START DATA TO USE
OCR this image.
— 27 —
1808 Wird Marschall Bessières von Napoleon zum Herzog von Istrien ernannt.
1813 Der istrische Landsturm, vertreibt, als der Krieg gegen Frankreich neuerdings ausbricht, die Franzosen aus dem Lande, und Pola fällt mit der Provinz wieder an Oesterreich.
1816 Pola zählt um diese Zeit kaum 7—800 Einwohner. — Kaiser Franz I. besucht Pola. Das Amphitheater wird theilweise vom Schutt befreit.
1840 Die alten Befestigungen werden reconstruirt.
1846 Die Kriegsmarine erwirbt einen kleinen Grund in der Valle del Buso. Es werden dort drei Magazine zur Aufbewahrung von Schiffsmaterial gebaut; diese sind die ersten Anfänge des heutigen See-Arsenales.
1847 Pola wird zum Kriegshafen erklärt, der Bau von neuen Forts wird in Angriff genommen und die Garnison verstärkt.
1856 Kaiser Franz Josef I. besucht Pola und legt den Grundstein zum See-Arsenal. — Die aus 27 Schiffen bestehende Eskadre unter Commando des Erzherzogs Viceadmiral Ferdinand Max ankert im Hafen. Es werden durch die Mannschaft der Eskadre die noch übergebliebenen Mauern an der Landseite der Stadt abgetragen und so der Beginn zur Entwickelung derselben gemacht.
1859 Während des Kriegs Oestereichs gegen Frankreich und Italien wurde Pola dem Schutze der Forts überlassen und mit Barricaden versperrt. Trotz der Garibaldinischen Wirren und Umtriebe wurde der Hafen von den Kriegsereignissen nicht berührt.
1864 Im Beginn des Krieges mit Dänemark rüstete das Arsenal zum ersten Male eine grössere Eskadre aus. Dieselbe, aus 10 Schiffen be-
END DATA TO USE
» REQUIRED ACTION:
Set down every record once more, exactly as written.

» TASK SOLUTION:
OCR this image.
— 27 —
1808 Wird Marschall Bessières von Napoleon zum Herzog von Istrien ernannt.
1813 Der istrische Landsturm, vertreibt, als der Krieg gegen Frankreich neuerdings ausbricht, die Franzosen aus dem Lande, und Pola fällt mit der Provinz wieder an Oesterreich.
1816 Pola zählt um diese Zeit kaum 7—800 Einwohner. — Kaiser Franz I. besucht Pola. Das Amphitheater wird theilweise vom Schutt befreit.
1840 Die alten Befestigungen werden reconstruirt.
1846 Die Kriegsmarine erwirbt einen kleinen Grund in der Valle del Buso. Es werden dort drei Magazine zur Aufbewahrung von Schiffsmaterial gebaut; diese sind die ersten Anfänge des heutigen See-Arsenales.
1847 Pola wird zum Kriegshafen erklärt, der Bau von neuen Forts wird in Angriff genommen und die Garnison verstärkt.
1856 Kaiser Franz Josef I. besucht Pola und legt den Grundstein zum See-Arsenal. — Die aus 27 Schiffen bestehende Eskadre unter Commando des Erzherzogs Viceadmiral Ferdinand Max ankert im Hafen. Es werden durch die Mannschaft der Eskadre die noch übergebliebenen Mauern an der Landseite der Stadt abgetragen und so der Beginn zur Entwickelung derselben gemacht.
1859 Während des Kriegs Oestereichs gegen Frankreich und Italien wurde Pola dem Schutze der Forts überlassen und mit Barricaden versperrt. Trotz der Garibaldinischen Wirren und Umtriebe wurde der Hafen von den Kriegsereignissen nicht berührt.
1864 Im Beginn des Krieges mit Dänemark rüstete das Arsenal zum ersten Male eine grössere Eskadre aus. Dieselbe, aus 10 Schiffen be-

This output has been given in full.